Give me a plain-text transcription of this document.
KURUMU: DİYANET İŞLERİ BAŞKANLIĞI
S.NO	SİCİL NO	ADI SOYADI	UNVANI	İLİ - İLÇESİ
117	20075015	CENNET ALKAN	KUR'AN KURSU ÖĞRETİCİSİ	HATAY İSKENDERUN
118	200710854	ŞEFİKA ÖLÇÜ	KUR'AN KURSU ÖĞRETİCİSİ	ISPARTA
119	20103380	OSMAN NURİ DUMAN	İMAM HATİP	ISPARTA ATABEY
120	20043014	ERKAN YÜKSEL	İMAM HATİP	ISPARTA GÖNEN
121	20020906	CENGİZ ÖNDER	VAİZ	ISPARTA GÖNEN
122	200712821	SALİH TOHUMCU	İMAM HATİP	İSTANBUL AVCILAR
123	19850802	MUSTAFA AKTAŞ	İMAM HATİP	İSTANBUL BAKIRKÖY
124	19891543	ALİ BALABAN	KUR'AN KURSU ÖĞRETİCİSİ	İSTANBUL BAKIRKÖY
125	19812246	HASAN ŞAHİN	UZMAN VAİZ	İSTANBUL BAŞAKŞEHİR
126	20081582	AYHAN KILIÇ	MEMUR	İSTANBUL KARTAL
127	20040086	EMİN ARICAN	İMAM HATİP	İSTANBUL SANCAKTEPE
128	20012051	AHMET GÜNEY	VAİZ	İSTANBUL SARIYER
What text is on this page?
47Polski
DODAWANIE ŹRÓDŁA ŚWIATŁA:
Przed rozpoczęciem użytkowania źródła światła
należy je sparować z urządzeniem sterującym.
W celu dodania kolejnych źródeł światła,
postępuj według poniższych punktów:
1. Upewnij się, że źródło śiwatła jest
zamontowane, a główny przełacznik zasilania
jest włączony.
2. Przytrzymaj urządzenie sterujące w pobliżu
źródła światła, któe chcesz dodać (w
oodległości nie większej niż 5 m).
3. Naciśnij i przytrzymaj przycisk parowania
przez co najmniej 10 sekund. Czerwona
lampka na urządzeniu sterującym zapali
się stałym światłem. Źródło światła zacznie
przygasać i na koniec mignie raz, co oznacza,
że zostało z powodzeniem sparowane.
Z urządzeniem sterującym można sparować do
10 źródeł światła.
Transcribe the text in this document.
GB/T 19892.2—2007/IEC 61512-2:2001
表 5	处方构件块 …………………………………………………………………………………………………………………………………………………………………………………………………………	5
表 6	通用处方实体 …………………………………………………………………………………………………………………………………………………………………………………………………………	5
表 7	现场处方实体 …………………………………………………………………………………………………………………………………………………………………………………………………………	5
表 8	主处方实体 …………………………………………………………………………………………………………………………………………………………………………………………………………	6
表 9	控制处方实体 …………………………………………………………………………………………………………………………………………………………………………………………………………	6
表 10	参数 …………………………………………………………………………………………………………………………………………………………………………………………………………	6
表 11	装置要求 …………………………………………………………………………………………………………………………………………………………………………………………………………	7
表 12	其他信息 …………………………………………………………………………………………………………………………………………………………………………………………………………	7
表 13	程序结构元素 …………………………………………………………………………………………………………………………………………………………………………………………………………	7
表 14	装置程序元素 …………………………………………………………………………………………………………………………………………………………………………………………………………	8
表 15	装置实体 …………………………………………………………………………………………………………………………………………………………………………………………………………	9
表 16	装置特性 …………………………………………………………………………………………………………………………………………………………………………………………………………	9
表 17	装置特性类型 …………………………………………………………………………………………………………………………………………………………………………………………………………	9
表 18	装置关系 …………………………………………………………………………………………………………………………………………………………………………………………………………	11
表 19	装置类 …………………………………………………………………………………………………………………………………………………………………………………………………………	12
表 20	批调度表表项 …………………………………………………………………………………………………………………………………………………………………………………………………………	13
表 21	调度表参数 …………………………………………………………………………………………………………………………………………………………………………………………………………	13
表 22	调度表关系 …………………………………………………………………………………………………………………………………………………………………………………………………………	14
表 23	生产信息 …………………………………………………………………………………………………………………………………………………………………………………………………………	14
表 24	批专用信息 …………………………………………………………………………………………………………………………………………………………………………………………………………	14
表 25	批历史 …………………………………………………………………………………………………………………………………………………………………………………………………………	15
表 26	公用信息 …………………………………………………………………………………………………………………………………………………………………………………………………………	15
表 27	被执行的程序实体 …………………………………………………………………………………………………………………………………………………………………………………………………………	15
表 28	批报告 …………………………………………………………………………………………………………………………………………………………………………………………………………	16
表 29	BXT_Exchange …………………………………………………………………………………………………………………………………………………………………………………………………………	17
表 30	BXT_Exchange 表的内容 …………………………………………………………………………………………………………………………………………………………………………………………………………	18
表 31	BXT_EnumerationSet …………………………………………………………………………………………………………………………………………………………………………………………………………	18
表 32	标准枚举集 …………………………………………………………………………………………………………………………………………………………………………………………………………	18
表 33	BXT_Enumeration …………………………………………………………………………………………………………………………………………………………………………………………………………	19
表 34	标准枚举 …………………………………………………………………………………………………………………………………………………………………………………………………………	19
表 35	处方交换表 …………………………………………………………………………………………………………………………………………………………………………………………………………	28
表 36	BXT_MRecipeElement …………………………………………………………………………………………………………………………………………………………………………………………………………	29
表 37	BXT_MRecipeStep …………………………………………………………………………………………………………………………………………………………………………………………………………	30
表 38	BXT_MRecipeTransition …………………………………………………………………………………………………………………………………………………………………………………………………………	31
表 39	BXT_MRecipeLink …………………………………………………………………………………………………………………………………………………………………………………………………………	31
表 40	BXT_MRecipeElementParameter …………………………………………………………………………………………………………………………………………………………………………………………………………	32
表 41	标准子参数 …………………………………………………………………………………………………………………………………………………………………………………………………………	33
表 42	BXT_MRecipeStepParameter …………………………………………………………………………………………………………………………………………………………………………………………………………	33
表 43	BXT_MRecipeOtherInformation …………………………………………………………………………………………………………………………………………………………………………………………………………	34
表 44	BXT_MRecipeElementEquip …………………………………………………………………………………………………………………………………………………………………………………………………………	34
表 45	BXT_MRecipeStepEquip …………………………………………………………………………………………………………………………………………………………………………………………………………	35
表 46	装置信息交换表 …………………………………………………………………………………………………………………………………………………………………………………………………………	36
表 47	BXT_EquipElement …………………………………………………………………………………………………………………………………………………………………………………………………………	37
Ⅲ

▶ _Problem to solve_: Repeat the material word for word, in full.

▶ _Complete answer_:
Give me a plain-text transcription of this document.
KURUMU: DİYANET İŞLERİ BAŞKANLIĞI
S.NO	SİCİL NO	ADI SOYADI	UNVANI	İLİ - İLÇESİ
117	20075015	CENNET ALKAN	KUR'AN KURSU ÖĞRETİCİSİ	HATAY İSKENDERUN
118	200710854	ŞEFİKA ÖLÇÜ	KUR'AN KURSU ÖĞRETİCİSİ	ISPARTA
119	20103380	OSMAN NURİ DUMAN	İMAM HATİP	ISPARTA ATABEY
120	20043014	ERKAN YÜKSEL	İMAM HATİP	ISPARTA GÖNEN
121	20020906	CENGİZ ÖNDER	VAİZ	ISPARTA GÖNEN
122	200712821	SALİH TOHUMCU	İMAM HATİP	İSTANBUL AVCILAR
123	19850802	MUSTAFA AKTAŞ	İMAM HATİP	İSTANBUL BAKIRKÖY
124	19891543	ALİ BALABAN	KUR'AN KURSU ÖĞRETİCİSİ	İSTANBUL BAKIRKÖY
125	19812246	HASAN ŞAHİN	UZMAN VAİZ	İSTANBUL BAŞAKŞEHİR
126	20081582	AYHAN KILIÇ	MEMUR	İSTANBUL KARTAL
127	20040086	EMİN ARICAN	İMAM HATİP	İSTANBUL SANCAKTEPE
128	20012051	AHMET GÜNEY	VAİZ	İSTANBUL SARIYER
What text is on this page?
47Polski
DODAWANIE ŹRÓDŁA ŚWIATŁA:
Przed rozpoczęciem użytkowania źródła światła
należy je sparować z urządzeniem sterującym.
W celu dodania kolejnych źródeł światła,
postępuj według poniższych punktów:
1. Upewnij się, że źródło śiwatła jest
zamontowane, a główny przełacznik zasilania
jest włączony.
2. Przytrzymaj urządzenie sterujące w pobliżu
źródła światła, któe chcesz dodać (w
oodległości nie większej niż 5 m).
3. Naciśnij i przytrzymaj przycisk parowania
przez co najmniej 10 sekund. Czerwona
lampka na urządzeniu sterującym zapali
się stałym światłem. Źródło światła zacznie
przygasać i na koniec mignie raz, co oznacza,
że zostało z powodzeniem sparowane.
Z urządzeniem sterującym można sparować do
10 źródeł światła.
Transcribe the text in this document.
GB/T 19892.2—2007/IEC 61512-2:2001
表 5	处方构件块 …………………………………………………………………………………………………………………………………………………………………………………………………………	5
表 6	通用处方实体 …………………………………………………………………………………………………………………………………………………………………………………………………………	5
表 7	现场处方实体 …………………………………………………………………………………………………………………………………………………………………………………………………………	5
表 8	主处方实体 …………………………………………………………………………………………………………………………………………………………………………………………………………	6
表 9	控制处方实体 …………………………………………………………………………………………………………………………………………………………………………………………………………	6
表 10	参数 …………………………………………………………………………………………………………………………………………………………………………………………………………	6
表 11	装置要求 …………………………………………………………………………………………………………………………………………………………………………………………………………	7
表 12	其他信息 …………………………………………………………………………………………………………………………………………………………………………………………………………	7
表 13	程序结构元素 …………………………………………………………………………………………………………………………………………………………………………………………………………	7
表 14	装置程序元素 …………………………………………………………………………………………………………………………………………………………………………………………………………	8
表 15	装置实体 …………………………………………………………………………………………………………………………………………………………………………………………………………	9
表 16	装置特性 …………………………………………………………………………………………………………………………………………………………………………………………………………	9
表 17	装置特性类型 …………………………………………………………………………………………………………………………………………………………………………………………………………	9
表 18	装置关系 …………………………………………………………………………………………………………………………………………………………………………………………………………	11
表 19	装置类 …………………………………………………………………………………………………………………………………………………………………………………………………………	12
表 20	批调度表表项 …………………………………………………………………………………………………………………………………………………………………………………………………………	13
表 21	调度表参数 …………………………………………………………………………………………………………………………………………………………………………………………………………	13
表 22	调度表关系 …………………………………………………………………………………………………………………………………………………………………………………………………………	14
表 23	生产信息 …………………………………………………………………………………………………………………………………………………………………………………………………………	14
表 24	批专用信息 …………………………………………………………………………………………………………………………………………………………………………………………………………	14
表 25	批历史 …………………………………………………………………………………………………………………………………………………………………………………………………………	15
表 26	公用信息 …………………………………………………………………………………………………………………………………………………………………………………………………………	15
表 27	被执行的程序实体 …………………………………………………………………………………………………………………………………………………………………………………………………………	15
表 28	批报告 …………………………………………………………………………………………………………………………………………………………………………………………………………	16
表 29	BXT_Exchange …………………………………………………………………………………………………………………………………………………………………………………………………………	17
表 30	BXT_Exchange 表的内容 …………………………………………………………………………………………………………………………………………………………………………………………………………	18
表 31	BXT_EnumerationSet …………………………………………………………………………………………………………………………………………………………………………………………………………	18
表 32	标准枚举集 …………………………………………………………………………………………………………………………………………………………………………………………………………	18
表 33	BXT_Enumeration …………………………………………………………………………………………………………………………………………………………………………………………………………	19
表 34	标准枚举 …………………………………………………………………………………………………………………………………………………………………………………………………………	19
表 35	处方交换表 …………………………………………………………………………………………………………………………………………………………………………………………………………	28
表 36	BXT_MRecipeElement …………………………………………………………………………………………………………………………………………………………………………………………………………	29
表 37	BXT_MRecipeStep …………………………………………………………………………………………………………………………………………………………………………………………………………	30
表 38	BXT_MRecipeTransition …………………………………………………………………………………………………………………………………………………………………………………………………………	31
表 39	BXT_MRecipeLink …………………………………………………………………………………………………………………………………………………………………………………………………………	31
表 40	BXT_MRecipeElementParameter …………………………………………………………………………………………………………………………………………………………………………………………………………	32
表 41	标准子参数 …………………………………………………………………………………………………………………………………………………………………………………………………………	33
表 42	BXT_MRecipeStepParameter …………………………………………………………………………………………………………………………………………………………………………………………………………	33
表 43	BXT_MRecipeOtherInformation …………………………………………………………………………………………………………………………………………………………………………………………………………	34
表 44	BXT_MRecipeElementEquip …………………………………………………………………………………………………………………………………………………………………………………………………………	34
表 45	BXT_MRecipeStepEquip …………………………………………………………………………………………………………………………………………………………………………………………………………	35
表 46	装置信息交换表 …………………………………………………………………………………………………………………………………………………………………………………………………………	36
表 47	BXT_EquipElement …………………………………………………………………………………………………………………………………………………………………………………………………………	37
Ⅲ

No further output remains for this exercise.